>> Begin AVAILABLE DATA

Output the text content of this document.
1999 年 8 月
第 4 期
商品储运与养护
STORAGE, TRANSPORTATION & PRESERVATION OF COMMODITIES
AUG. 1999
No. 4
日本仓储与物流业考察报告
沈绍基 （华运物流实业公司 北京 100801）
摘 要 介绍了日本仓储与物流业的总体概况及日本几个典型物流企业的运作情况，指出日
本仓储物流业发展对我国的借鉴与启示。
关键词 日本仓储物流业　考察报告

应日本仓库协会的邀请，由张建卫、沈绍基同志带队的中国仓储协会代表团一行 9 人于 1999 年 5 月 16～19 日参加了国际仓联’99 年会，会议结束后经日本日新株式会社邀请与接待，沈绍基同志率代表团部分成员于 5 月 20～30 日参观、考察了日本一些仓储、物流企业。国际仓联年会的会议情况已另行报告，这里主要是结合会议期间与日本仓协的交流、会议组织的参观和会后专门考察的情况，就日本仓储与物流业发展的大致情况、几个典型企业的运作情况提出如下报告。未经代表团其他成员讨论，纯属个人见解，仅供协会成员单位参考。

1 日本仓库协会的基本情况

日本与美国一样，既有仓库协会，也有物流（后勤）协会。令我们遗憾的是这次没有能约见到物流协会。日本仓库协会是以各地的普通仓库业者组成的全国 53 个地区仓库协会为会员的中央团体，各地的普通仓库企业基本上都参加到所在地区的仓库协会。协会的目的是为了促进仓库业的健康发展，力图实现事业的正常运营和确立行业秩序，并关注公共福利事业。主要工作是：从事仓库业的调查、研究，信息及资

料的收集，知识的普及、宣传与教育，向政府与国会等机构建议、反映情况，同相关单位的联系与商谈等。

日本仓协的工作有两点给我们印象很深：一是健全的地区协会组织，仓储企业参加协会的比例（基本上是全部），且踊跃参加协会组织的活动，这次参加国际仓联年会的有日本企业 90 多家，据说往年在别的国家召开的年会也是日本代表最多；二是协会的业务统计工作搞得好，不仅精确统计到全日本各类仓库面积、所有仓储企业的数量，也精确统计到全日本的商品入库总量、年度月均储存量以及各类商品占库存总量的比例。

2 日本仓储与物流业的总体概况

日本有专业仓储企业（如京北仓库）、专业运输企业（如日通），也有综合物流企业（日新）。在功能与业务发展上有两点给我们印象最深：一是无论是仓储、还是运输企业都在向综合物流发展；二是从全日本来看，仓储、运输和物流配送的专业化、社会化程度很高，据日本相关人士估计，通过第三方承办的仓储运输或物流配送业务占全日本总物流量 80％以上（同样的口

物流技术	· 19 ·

>> End AVAILABLE DATA
>> Begin AVAILABLE DATA

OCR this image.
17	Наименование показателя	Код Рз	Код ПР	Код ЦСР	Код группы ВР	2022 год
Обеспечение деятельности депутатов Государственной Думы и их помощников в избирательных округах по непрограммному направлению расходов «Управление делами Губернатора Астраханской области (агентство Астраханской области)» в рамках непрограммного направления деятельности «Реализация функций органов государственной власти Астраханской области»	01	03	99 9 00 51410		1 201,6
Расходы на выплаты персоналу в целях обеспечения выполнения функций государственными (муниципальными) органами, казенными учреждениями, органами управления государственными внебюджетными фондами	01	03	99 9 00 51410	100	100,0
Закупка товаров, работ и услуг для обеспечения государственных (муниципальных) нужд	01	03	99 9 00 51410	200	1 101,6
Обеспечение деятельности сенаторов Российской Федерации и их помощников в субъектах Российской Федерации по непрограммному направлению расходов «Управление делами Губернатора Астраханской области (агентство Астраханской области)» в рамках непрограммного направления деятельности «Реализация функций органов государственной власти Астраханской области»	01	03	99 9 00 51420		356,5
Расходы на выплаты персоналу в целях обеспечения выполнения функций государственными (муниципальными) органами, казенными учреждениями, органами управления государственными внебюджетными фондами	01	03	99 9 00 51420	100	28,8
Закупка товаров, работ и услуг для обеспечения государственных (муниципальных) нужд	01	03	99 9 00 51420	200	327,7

>> End AVAILABLE DATA

▶ WHAT TO WORK ON
In the entries above, identify every line with the word "направлению". Copy those lines.

▶ IN RESPONSE
Обеспечение деятельности депутатов Государственной Думы и их помощников в избирательных округах по непрограммному направлению расходов «Управление делами Губернатора Астраханской области (агентство Астраханской области)» в рамках непрограммного направления деятельности «Реализация функций органов государственной власти Астраханской области»	01	03	99 9 00 51410		1 201,6
Обеспечение деятельности сенаторов Российской Федерации и их помощников в субъектах Российской Федерации по непрограммному направлению расходов «Управление делами Губернатора Астраханской области (агентство Астраханской области)» в рамках непрограммного направления деятельности «Реализация функций органов государственной власти Астраханской области»	01	03	99 9 00 51420		356,5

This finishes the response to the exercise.